▸ **To be done**:
Show each line below that contains the string "like". Matching is case-sensitive.

▸ **Supplied data**:
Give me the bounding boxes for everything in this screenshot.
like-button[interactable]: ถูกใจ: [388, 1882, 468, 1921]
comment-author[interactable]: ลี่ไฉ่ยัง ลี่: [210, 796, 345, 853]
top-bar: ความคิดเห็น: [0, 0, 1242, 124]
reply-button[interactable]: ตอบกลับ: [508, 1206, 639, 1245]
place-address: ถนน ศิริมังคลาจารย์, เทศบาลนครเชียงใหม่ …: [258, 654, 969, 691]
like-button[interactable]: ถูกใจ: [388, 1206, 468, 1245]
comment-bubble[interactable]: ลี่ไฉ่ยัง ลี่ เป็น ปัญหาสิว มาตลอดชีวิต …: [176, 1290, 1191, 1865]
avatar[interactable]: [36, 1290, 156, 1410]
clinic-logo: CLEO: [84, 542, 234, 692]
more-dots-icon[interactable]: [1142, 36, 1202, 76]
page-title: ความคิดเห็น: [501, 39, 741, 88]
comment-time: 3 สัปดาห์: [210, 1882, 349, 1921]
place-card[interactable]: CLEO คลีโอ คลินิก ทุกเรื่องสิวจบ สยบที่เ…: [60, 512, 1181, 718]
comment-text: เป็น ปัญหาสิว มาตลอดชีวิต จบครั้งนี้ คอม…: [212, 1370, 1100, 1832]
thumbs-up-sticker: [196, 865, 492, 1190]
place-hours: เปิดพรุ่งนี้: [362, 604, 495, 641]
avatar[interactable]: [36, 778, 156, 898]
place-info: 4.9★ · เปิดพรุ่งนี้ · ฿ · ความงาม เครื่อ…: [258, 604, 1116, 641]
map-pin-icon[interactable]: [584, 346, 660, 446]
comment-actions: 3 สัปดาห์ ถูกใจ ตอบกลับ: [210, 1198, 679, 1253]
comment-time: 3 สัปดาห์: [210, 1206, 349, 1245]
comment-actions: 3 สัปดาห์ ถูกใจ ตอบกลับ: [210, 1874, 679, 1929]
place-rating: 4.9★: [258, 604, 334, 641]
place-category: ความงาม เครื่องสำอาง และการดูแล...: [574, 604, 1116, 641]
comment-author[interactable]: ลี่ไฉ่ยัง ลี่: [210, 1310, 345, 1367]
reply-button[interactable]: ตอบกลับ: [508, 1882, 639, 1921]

▸ **Solution below**:
like-button[interactable]: ถูกใจ: [388, 1882, 468, 1921]
like-button[interactable]: ถูกใจ: [388, 1206, 468, 1245]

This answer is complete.